** start **
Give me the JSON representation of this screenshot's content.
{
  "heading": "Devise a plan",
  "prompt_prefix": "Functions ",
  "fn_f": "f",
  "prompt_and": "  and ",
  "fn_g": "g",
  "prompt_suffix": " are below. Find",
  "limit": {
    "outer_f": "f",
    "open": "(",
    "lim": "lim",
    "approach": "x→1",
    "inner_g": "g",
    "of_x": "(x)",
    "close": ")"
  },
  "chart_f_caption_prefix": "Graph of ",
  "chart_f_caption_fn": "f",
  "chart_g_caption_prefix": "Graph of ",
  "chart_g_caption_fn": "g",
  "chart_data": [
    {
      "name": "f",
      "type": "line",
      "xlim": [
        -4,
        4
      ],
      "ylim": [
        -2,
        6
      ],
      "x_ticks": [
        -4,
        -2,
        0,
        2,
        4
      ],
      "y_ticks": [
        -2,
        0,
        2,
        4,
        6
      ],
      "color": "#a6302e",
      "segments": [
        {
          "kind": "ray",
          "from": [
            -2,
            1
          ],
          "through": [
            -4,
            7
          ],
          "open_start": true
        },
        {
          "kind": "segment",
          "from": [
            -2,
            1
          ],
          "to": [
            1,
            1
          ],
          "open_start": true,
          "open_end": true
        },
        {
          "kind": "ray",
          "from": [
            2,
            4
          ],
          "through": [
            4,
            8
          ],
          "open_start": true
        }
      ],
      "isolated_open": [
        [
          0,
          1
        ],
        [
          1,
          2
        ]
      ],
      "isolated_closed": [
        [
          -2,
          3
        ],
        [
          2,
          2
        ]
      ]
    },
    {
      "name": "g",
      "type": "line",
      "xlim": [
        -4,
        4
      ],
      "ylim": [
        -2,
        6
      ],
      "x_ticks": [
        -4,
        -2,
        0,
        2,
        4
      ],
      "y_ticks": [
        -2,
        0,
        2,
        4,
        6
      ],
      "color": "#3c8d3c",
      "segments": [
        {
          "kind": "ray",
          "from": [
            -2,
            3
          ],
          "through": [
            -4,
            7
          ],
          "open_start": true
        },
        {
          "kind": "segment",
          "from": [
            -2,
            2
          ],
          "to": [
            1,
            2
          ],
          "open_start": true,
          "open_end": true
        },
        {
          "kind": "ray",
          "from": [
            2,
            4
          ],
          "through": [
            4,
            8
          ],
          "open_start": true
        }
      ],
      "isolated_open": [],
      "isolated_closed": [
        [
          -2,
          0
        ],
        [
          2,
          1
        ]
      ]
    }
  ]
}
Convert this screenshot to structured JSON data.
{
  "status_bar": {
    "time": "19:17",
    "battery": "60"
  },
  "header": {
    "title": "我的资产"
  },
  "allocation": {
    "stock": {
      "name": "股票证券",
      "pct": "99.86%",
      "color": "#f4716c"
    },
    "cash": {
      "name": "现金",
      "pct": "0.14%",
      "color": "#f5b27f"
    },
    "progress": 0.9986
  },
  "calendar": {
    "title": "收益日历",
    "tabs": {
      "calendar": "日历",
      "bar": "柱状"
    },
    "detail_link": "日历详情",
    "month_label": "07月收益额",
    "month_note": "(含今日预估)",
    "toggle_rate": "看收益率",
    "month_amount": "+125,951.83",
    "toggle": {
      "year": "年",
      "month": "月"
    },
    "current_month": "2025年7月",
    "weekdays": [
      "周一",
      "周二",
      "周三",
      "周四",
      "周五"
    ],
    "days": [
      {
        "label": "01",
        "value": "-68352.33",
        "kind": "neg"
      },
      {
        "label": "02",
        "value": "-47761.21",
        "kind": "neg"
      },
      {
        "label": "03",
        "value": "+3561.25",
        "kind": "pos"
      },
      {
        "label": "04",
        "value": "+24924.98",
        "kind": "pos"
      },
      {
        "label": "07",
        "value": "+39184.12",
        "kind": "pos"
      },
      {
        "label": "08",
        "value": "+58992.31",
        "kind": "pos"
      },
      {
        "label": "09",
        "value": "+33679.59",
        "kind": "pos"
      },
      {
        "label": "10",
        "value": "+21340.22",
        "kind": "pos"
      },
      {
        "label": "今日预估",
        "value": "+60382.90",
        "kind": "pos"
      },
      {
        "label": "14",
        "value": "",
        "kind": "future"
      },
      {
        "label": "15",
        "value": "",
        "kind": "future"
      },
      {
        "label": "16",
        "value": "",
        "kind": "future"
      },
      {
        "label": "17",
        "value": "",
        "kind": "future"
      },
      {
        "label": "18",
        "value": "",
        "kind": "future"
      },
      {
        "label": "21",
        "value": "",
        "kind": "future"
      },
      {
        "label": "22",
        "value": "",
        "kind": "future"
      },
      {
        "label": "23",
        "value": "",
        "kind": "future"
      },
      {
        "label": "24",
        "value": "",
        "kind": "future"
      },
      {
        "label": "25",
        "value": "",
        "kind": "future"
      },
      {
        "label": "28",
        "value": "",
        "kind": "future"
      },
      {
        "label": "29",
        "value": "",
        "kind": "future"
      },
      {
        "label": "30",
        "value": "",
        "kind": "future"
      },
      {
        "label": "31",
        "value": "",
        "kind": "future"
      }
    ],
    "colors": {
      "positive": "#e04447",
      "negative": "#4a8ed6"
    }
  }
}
** end **
> Do this
Copy out the whole listing exactly; please set it all down.

> Result
Give me the JSON representation of this screenshot's content.
{
  "heading": "Devise a plan",
  "prompt_prefix": "Functions ",
  "fn_f": "f",
  "prompt_and": "  and ",
  "fn_g": "g",
  "prompt_suffix": " are below. Find",
  "limit": {
    "outer_f": "f",
    "open": "(",
    "lim": "lim",
    "approach": "x→1",
    "inner_g": "g",
    "of_x": "(x)",
    "close": ")"
  },
  "chart_f_caption_prefix": "Graph of ",
  "chart_f_caption_fn": "f",
  "chart_g_caption_prefix": "Graph of ",
  "chart_g_caption_fn": "g",
  "chart_data": [
    {
      "name": "f",
      "type": "line",
      "xlim": [
        -4,
        4
      ],
      "ylim": [
        -2,
        6
      ],
      "x_ticks": [
        -4,
        -2,
        0,
        2,
        4
      ],
      "y_ticks": [
        -2,
        0,
        2,
        4,
        6
      ],
      "color": "#a6302e",
      "segments": [
        {
          "kind": "ray",
          "from": [
            -2,
            1
          ],
          "through": [
            -4,
            7
          ],
          "open_start": true
        },
        {
          "kind": "segment",
          "from": [
            -2,
            1
          ],
          "to": [
            1,
            1
          ],
          "open_start": true,
          "open_end": true
        },
        {
          "kind": "ray",
          "from": [
            2,
            4
          ],
          "through": [
            4,
            8
          ],
          "open_start": true
        }
      ],
      "isolated_open": [
        [
          0,
          1
        ],
        [
          1,
          2
        ]
      ],
      "isolated_closed": [
        [
          -2,
          3
        ],
        [
          2,
          2
        ]
      ]
    },
    {
      "name": "g",
      "type": "line",
      "xlim": [
        -4,
        4
      ],
      "ylim": [
        -2,
        6
      ],
      "x_ticks": [
        -4,
        -2,
        0,
        2,
        4
      ],
      "y_ticks": [
        -2,
        0,
        2,
        4,
        6
      ],
      "color": "#3c8d3c",
      "segments": [
        {
          "kind": "ray",
          "from": [
            -2,
            3
          ],
          "through": [
            -4,
            7
          ],
          "open_start": true
        },
        {
          "kind": "segment",
          "from": [
            -2,
            2
          ],
          "to": [
            1,
            2
          ],
          "open_start": true,
          "open_end": true
        },
        {
          "kind": "ray",
          "from": [
            2,
            4
          ],
          "through": [
            4,
            8
          ],
          "open_start": true
        }
      ],
      "isolated_open": [],
      "isolated_closed": [
        [
          -2,
          0
        ],
        [
          2,
          1
        ]
      ]
    }
  ]
}
Convert this screenshot to structured JSON data.
{
  "status_bar": {
    "time": "19:17",
    "battery": "60"
  },
  "header": {
    "title": "我的资产"
  },
  "allocation": {
    "stock": {
      "name": "股票证券",
      "pct": "99.86%",
      "color": "#f4716c"
    },
    "cash": {
      "name": "现金",
      "pct": "0.14%",
      "color": "#f5b27f"
    },
    "progress": 0.9986
  },
  "calendar": {
    "title": "收益日历",
    "tabs": {
      "calendar": "日历",
      "bar": "柱状"
    },
    "detail_link": "日历详情",
    "month_label": "07月收益额",
    "month_note": "(含今日预估)",
    "toggle_rate": "看收益率",
    "month_amount": "+125,951.83",
    "toggle": {
      "year": "年",
      "month": "月"
    },
    "current_month": "2025年7月",
    "weekdays": [
      "周一",
      "周二",
      "周三",
      "周四",
      "周五"
    ],
    "days": [
      {
        "label": "01",
        "value": "-68352.33",
        "kind": "neg"
      },
      {
        "label": "02",
        "value": "-47761.21",
        "kind": "neg"
      },
      {
        "label": "03",
        "value": "+3561.25",
        "kind": "pos"
      },
      {
        "label": "04",
        "value": "+24924.98",
        "kind": "pos"
      },
      {
        "label": "07",
        "value": "+39184.12",
        "kind": "pos"
      },
      {
        "label": "08",
        "value": "+58992.31",
        "kind": "pos"
      },
      {
        "label": "09",
        "value": "+33679.59",
        "kind": "pos"
      },
      {
        "label": "10",
        "value": "+21340.22",
        "kind": "pos"
      },
      {
        "label": "今日预估",
        "value": "+60382.90",
        "kind": "pos"
      },
      {
        "label": "14",
        "value": "",
        "kind": "future"
      },
      {
        "label": "15",
        "value": "",
        "kind": "future"
      },
      {
        "label": "16",
        "value": "",
        "kind": "future"
      },
      {
        "label": "17",
        "value": "",
        "kind": "future"
      },
      {
        "label": "18",
        "value": "",
        "kind": "future"
      },
      {
        "label": "21",
        "value": "",
        "kind": "future"
      },
      {
        "label": "22",
        "value": "",
        "kind": "future"
      },
      {
        "label": "23",
        "value": "",
        "kind": "future"
      },
      {
        "label": "24",
        "value": "",
        "kind": "future"
      },
      {
        "label": "25",
        "value": "",
        "kind": "future"
      },
      {
        "label": "28",
        "value": "",
        "kind": "future"
      },
      {
        "label": "29",
        "value": "",
        "kind": "future"
      },
      {
        "label": "30",
        "value": "",
        "kind": "future"
      },
      {
        "label": "31",
        "value": "",
        "kind": "future"
      }
    ],
    "colors": {
      "positive": "#e04447",
      "negative": "#4a8ed6"
    }
  }
}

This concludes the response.